--- DESCRIPTION OF THE TASK ---
Each entry below is to be given again word for word, with no pictures.

Figure dataset records:
+===+

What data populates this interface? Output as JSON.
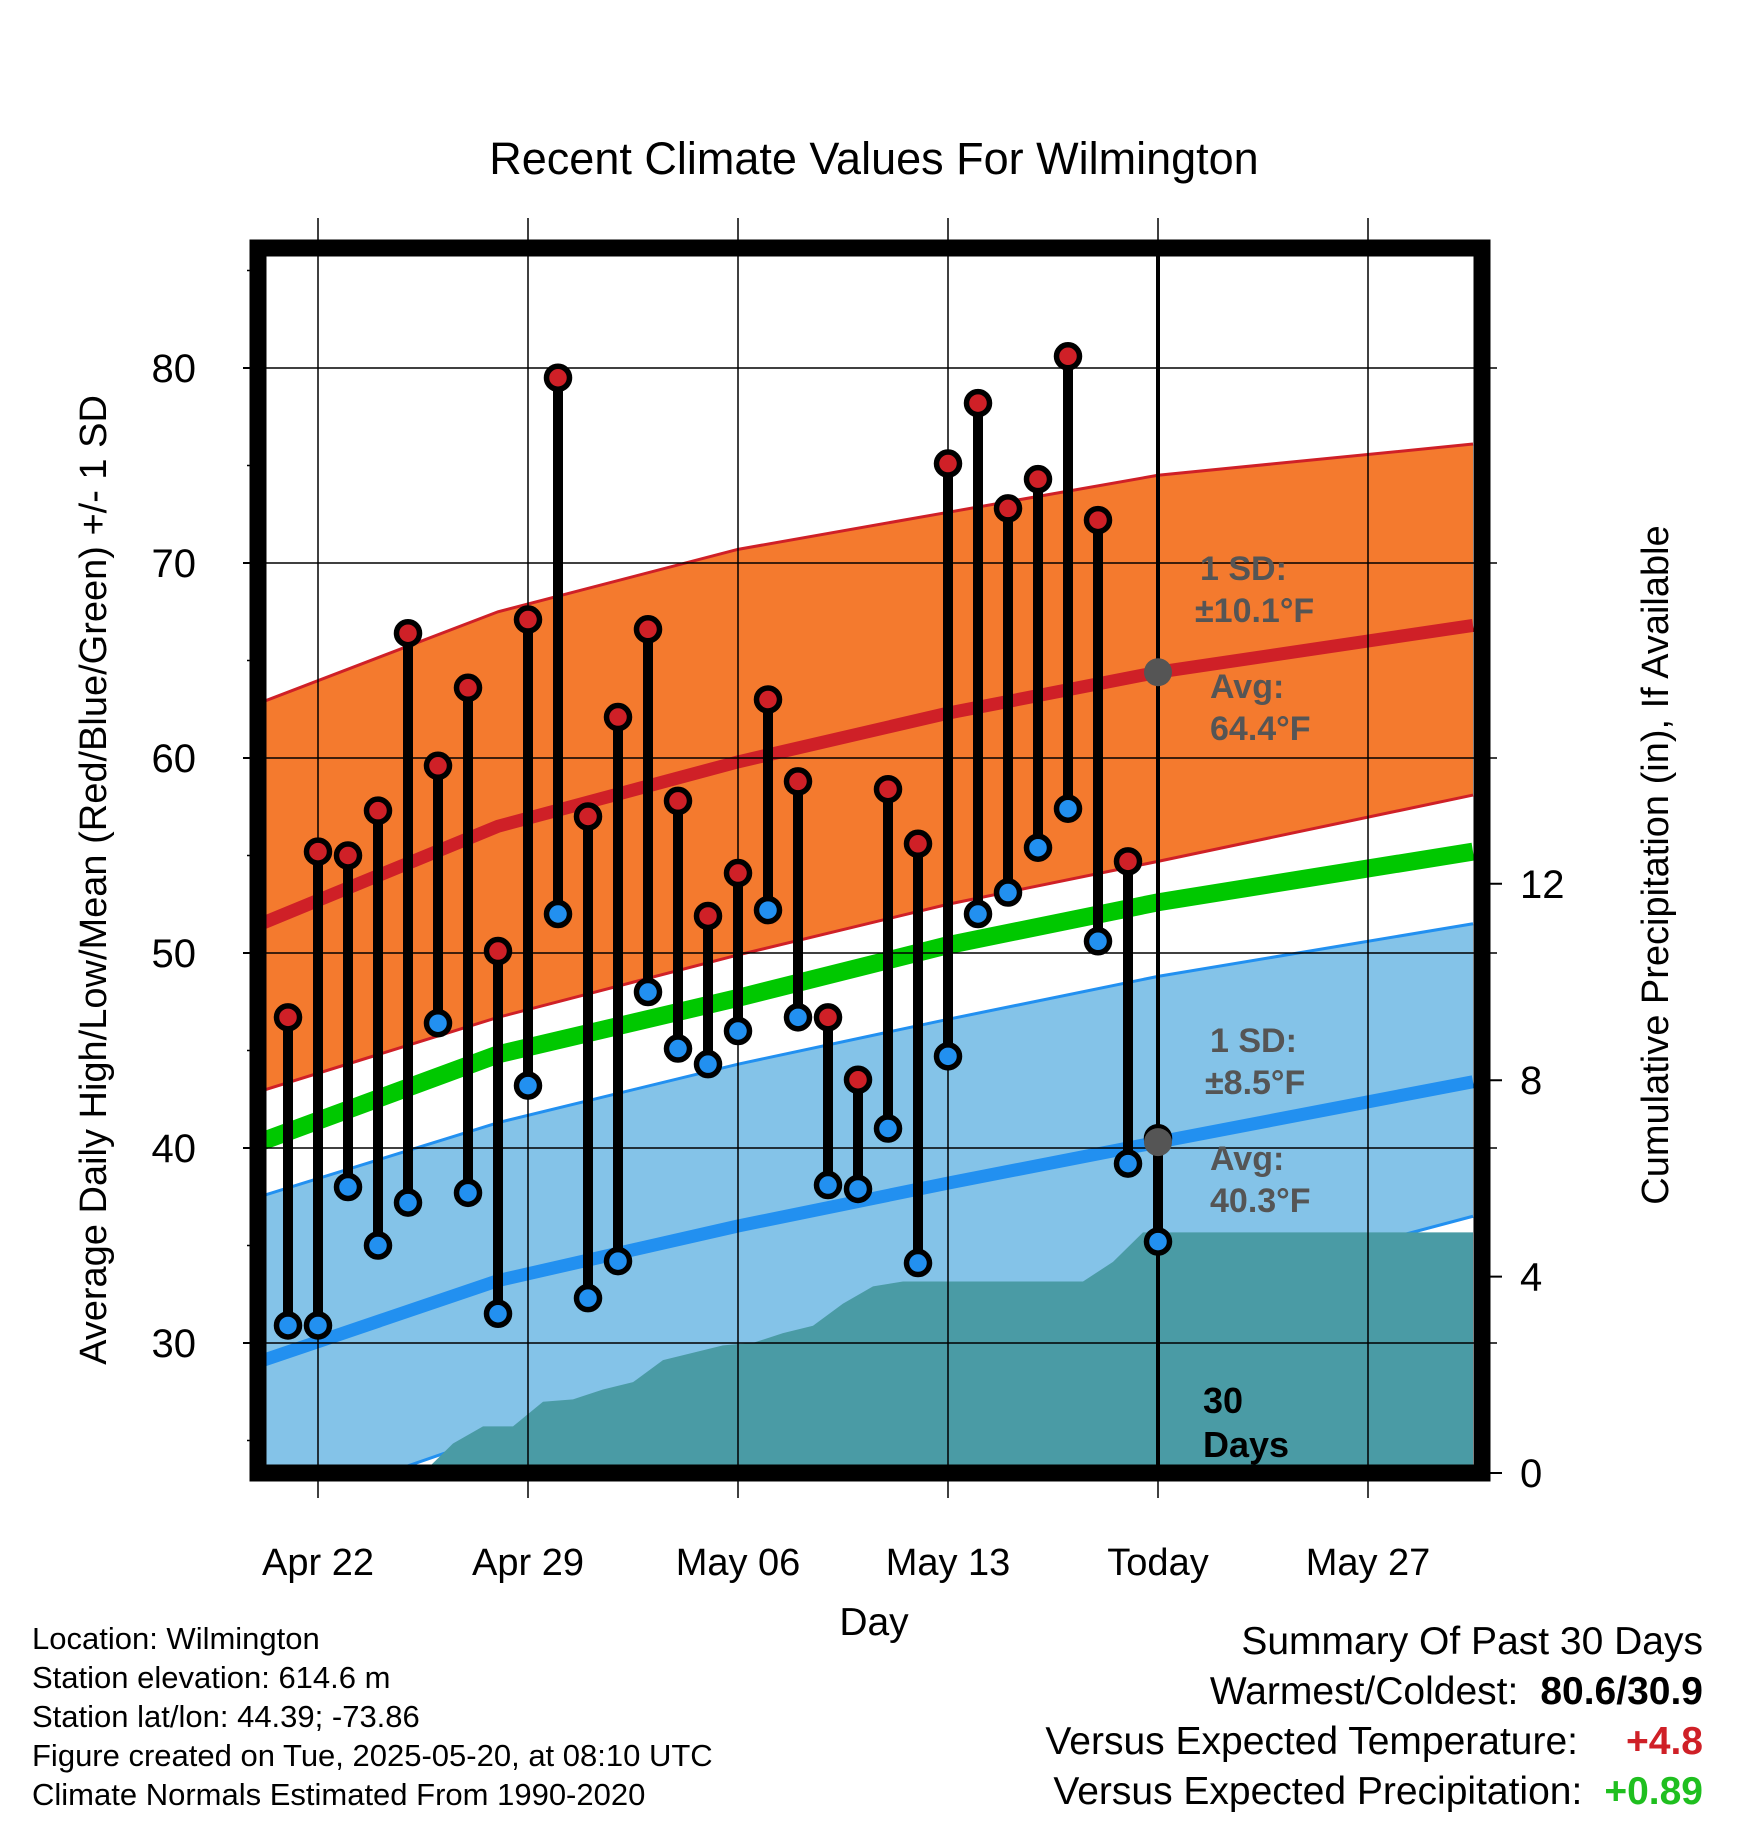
{
  "chart_data": {
    "type": "line",
    "title": "Recent Climate Values For Wilmington",
    "xlabel": "Day",
    "ylabel": "Average Daily High/Low/Mean (Red/Blue/Green) +/- 1 SD",
    "y2label": "Cumulative Precipitation (in), If Available",
    "xlim": [
      -2,
      39.5
    ],
    "ylim": [
      23,
      86
    ],
    "y2lim": [
      0,
      18.7
    ],
    "xticks": [
      {
        "x": 1,
        "label": "Apr 22"
      },
      {
        "x": 8,
        "label": "Apr 29"
      },
      {
        "x": 15,
        "label": "May 06"
      },
      {
        "x": 22,
        "label": "May 13"
      },
      {
        "x": 29,
        "label": "Today"
      },
      {
        "x": 36,
        "label": "May 27"
      }
    ],
    "yticks": [
      30,
      40,
      50,
      60,
      70,
      80
    ],
    "y2ticks": [
      0,
      4,
      8,
      12
    ],
    "today_x": 29,
    "today_label": [
      "30",
      "Days"
    ],
    "colors": {
      "high_band": "#f47a2e",
      "high_line": "#cf2027",
      "low_band": "#84c3e8",
      "low_line": "#2290f0",
      "mean_line": "#00c800",
      "precip": "#4a9ba5",
      "high_dot": "#cf2027",
      "low_dot": "#2290f0",
      "avg_dot": "#555555",
      "annotation": "#555555"
    },
    "normals": {
      "x": [
        -2,
        7,
        15,
        22,
        29,
        39.5
      ],
      "high_avg": [
        50.8,
        56.5,
        59.8,
        62.3,
        64.4,
        66.8
      ],
      "high_upper": [
        62.2,
        67.5,
        70.7,
        72.6,
        74.5,
        76.1
      ],
      "high_lower": [
        42.4,
        46.7,
        49.9,
        52.5,
        54.7,
        58.1
      ],
      "mean": [
        39.7,
        44.8,
        47.7,
        50.4,
        52.6,
        55.2
      ],
      "low_avg": [
        28.5,
        33.2,
        36.0,
        38.2,
        40.3,
        43.4
      ],
      "low_upper": [
        37.0,
        41.3,
        44.3,
        46.6,
        48.8,
        51.5
      ],
      "low_lower": [
        20.5,
        25.3,
        27.7,
        30.3,
        32.2,
        36.5
      ]
    },
    "series": [
      {
        "name": "High",
        "x": [
          0,
          1,
          2,
          3,
          4,
          5,
          6,
          7,
          8,
          9,
          10,
          11,
          12,
          13,
          14,
          15,
          16,
          17,
          18,
          19,
          20,
          21,
          22,
          23,
          24,
          25,
          26,
          27,
          28
        ],
        "values": [
          46.7,
          55.2,
          55.0,
          57.3,
          66.4,
          59.6,
          63.6,
          50.1,
          67.1,
          79.5,
          57.0,
          62.1,
          66.6,
          57.8,
          51.9,
          54.1,
          63.0,
          58.8,
          46.7,
          43.5,
          58.4,
          55.6,
          75.1,
          78.2,
          72.8,
          74.3,
          80.6,
          72.2,
          54.7
        ]
      },
      {
        "name": "Low",
        "x": [
          0,
          1,
          2,
          3,
          4,
          5,
          6,
          7,
          8,
          9,
          10,
          11,
          12,
          13,
          14,
          15,
          16,
          17,
          18,
          19,
          20,
          21,
          22,
          23,
          24,
          25,
          26,
          27,
          28,
          29
        ],
        "values": [
          30.9,
          30.9,
          38.0,
          35.0,
          37.2,
          46.4,
          37.7,
          31.5,
          43.2,
          52.0,
          32.3,
          34.2,
          48.0,
          45.1,
          44.3,
          46.0,
          52.2,
          46.7,
          38.1,
          37.9,
          41.0,
          34.1,
          44.7,
          52.0,
          53.1,
          55.4,
          57.4,
          50.6,
          39.2,
          35.2
        ]
      },
      {
        "name": "High (today)",
        "x": [
          29
        ],
        "values": [
          40.5
        ]
      }
    ],
    "precip": {
      "x": [
        4.5,
        5.5,
        6.5,
        7.5,
        8.5,
        9.5,
        10.5,
        11.5,
        12.5,
        13.5,
        14.5,
        15.5,
        16.5,
        17.5,
        18.5,
        19.5,
        20.5,
        26.5,
        27.5,
        28.5,
        39.5
      ],
      "values": [
        0,
        0.6,
        0.95,
        0.95,
        1.45,
        1.5,
        1.7,
        1.85,
        2.3,
        2.45,
        2.6,
        2.65,
        2.85,
        3.0,
        3.45,
        3.8,
        3.9,
        3.9,
        4.3,
        4.9,
        4.9
      ]
    },
    "annotations": {
      "high_sd": [
        "1 SD:",
        "±10.1°F"
      ],
      "high_avg": [
        "Avg:",
        "64.4°F"
      ],
      "low_sd": [
        "1 SD:",
        "±8.5°F"
      ],
      "low_avg": [
        "Avg:",
        "40.3°F"
      ],
      "high_avg_value": 64.4,
      "low_avg_value": 40.3
    },
    "grid": true,
    "legend": "none"
  },
  "footer": {
    "location": "Location: Wilmington",
    "elevation": "Station elevation: 614.6 m",
    "latlon": "Station lat/lon: 44.39; -73.86",
    "created": "Figure created on Tue, 2025-05-20, at 08:10 UTC",
    "normals": "Climate Normals Estimated From 1990-2020"
  },
  "summary": {
    "title": "Summary Of Past 30 Days",
    "warm_label": "Warmest/Coldest:",
    "warm_value": "80.6/30.9",
    "temp_label": "Versus Expected Temperature:",
    "temp_value": "+4.8",
    "temp_color": "#cf2027",
    "precip_label": "Versus Expected Precipitation:",
    "precip_value": "+0.89",
    "precip_color": "#1fbf1f"
  }
}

+===+

--- WORKED ANSWER ---
What data populates this interface? Output as JSON.
{
  "chart_data": {
    "type": "line",
    "title": "Recent Climate Values For Wilmington",
    "xlabel": "Day",
    "ylabel": "Average Daily High/Low/Mean (Red/Blue/Green) +/- 1 SD",
    "y2label": "Cumulative Precipitation (in), If Available",
    "xlim": [
      -2,
      39.5
    ],
    "ylim": [
      23,
      86
    ],
    "y2lim": [
      0,
      18.7
    ],
    "xticks": [
      {
        "x": 1,
        "label": "Apr 22"
      },
      {
        "x": 8,
        "label": "Apr 29"
      },
      {
        "x": 15,
        "label": "May 06"
      },
      {
        "x": 22,
        "label": "May 13"
      },
      {
        "x": 29,
        "label": "Today"
      },
      {
        "x": 36,
        "label": "May 27"
      }
    ],
    "yticks": [
      30,
      40,
      50,
      60,
      70,
      80
    ],
    "y2ticks": [
      0,
      4,
      8,
      12
    ],
    "today_x": 29,
    "today_label": [
      "30",
      "Days"
    ],
    "colors": {
      "high_band": "#f47a2e",
      "high_line": "#cf2027",
      "low_band": "#84c3e8",
      "low_line": "#2290f0",
      "mean_line": "#00c800",
      "precip": "#4a9ba5",
      "high_dot": "#cf2027",
      "low_dot": "#2290f0",
      "avg_dot": "#555555",
      "annotation": "#555555"
    },
    "normals": {
      "x": [
        -2,
        7,
        15,
        22,
        29,
        39.5
      ],
      "high_avg": [
        50.8,
        56.5,
        59.8,
        62.3,
        64.4,
        66.8
      ],
      "high_upper": [
        62.2,
        67.5,
        70.7,
        72.6,
        74.5,
        76.1
      ],
      "high_lower": [
        42.4,
        46.7,
        49.9,
        52.5,
        54.7,
        58.1
      ],
      "mean": [
        39.7,
        44.8,
        47.7,
        50.4,
        52.6,
        55.2
      ],
      "low_avg": [
        28.5,
        33.2,
        36.0,
        38.2,
        40.3,
        43.4
      ],
      "low_upper": [
        37.0,
        41.3,
        44.3,
        46.6,
        48.8,
        51.5
      ],
      "low_lower": [
        20.5,
        25.3,
        27.7,
        30.3,
        32.2,
        36.5
      ]
    },
    "series": [
      {
        "name": "High",
        "x": [
          0,
          1,
          2,
          3,
          4,
          5,
          6,
          7,
          8,
          9,
          10,
          11,
          12,
          13,
          14,
          15,
          16,
          17,
          18,
          19,
          20,
          21,
          22,
          23,
          24,
          25,
          26,
          27,
          28
        ],
        "values": [
          46.7,
          55.2,
          55.0,
          57.3,
          66.4,
          59.6,
          63.6,
          50.1,
          67.1,
          79.5,
          57.0,
          62.1,
          66.6,
          57.8,
          51.9,
          54.1,
          63.0,
          58.8,
          46.7,
          43.5,
          58.4,
          55.6,
          75.1,
          78.2,
          72.8,
          74.3,
          80.6,
          72.2,
          54.7
        ]
      },
      {
        "name": "Low",
        "x": [
          0,
          1,
          2,
          3,
          4,
          5,
          6,
          7,
          8,
          9,
          10,
          11,
          12,
          13,
          14,
          15,
          16,
          17,
          18,
          19,
          20,
          21,
          22,
          23,
          24,
          25,
          26,
          27,
          28,
          29
        ],
        "values": [
          30.9,
          30.9,
          38.0,
          35.0,
          37.2,
          46.4,
          37.7,
          31.5,
          43.2,
          52.0,
          32.3,
          34.2,
          48.0,
          45.1,
          44.3,
          46.0,
          52.2,
          46.7,
          38.1,
          37.9,
          41.0,
          34.1,
          44.7,
          52.0,
          53.1,
          55.4,
          57.4,
          50.6,
          39.2,
          35.2
        ]
      },
      {
        "name": "High (today)",
        "x": [
          29
        ],
        "values": [
          40.5
        ]
      }
    ],
    "precip": {
      "x": [
        4.5,
        5.5,
        6.5,
        7.5,
        8.5,
        9.5,
        10.5,
        11.5,
        12.5,
        13.5,
        14.5,
        15.5,
        16.5,
        17.5,
        18.5,
        19.5,
        20.5,
        26.5,
        27.5,
        28.5,
        39.5
      ],
      "values": [
        0,
        0.6,
        0.95,
        0.95,
        1.45,
        1.5,
        1.7,
        1.85,
        2.3,
        2.45,
        2.6,
        2.65,
        2.85,
        3.0,
        3.45,
        3.8,
        3.9,
        3.9,
        4.3,
        4.9,
        4.9
      ]
    },
    "annotations": {
      "high_sd": [
        "1 SD:",
        "±10.1°F"
      ],
      "high_avg": [
        "Avg:",
        "64.4°F"
      ],
      "low_sd": [
        "1 SD:",
        "±8.5°F"
      ],
      "low_avg": [
        "Avg:",
        "40.3°F"
      ],
      "high_avg_value": 64.4,
      "low_avg_value": 40.3
    },
    "grid": true,
    "legend": "none"
  },
  "footer": {
    "location": "Location: Wilmington",
    "elevation": "Station elevation: 614.6 m",
    "latlon": "Station lat/lon: 44.39; -73.86",
    "created": "Figure created on Tue, 2025-05-20, at 08:10 UTC",
    "normals": "Climate Normals Estimated From 1990-2020"
  },
  "summary": {
    "title": "Summary Of Past 30 Days",
    "warm_label": "Warmest/Coldest:",
    "warm_value": "80.6/30.9",
    "temp_label": "Versus Expected Temperature:",
    "temp_value": "+4.8",
    "temp_color": "#cf2027",
    "precip_label": "Versus Expected Precipitation:",
    "precip_value": "+0.89",
    "precip_color": "#1fbf1f"
  }
}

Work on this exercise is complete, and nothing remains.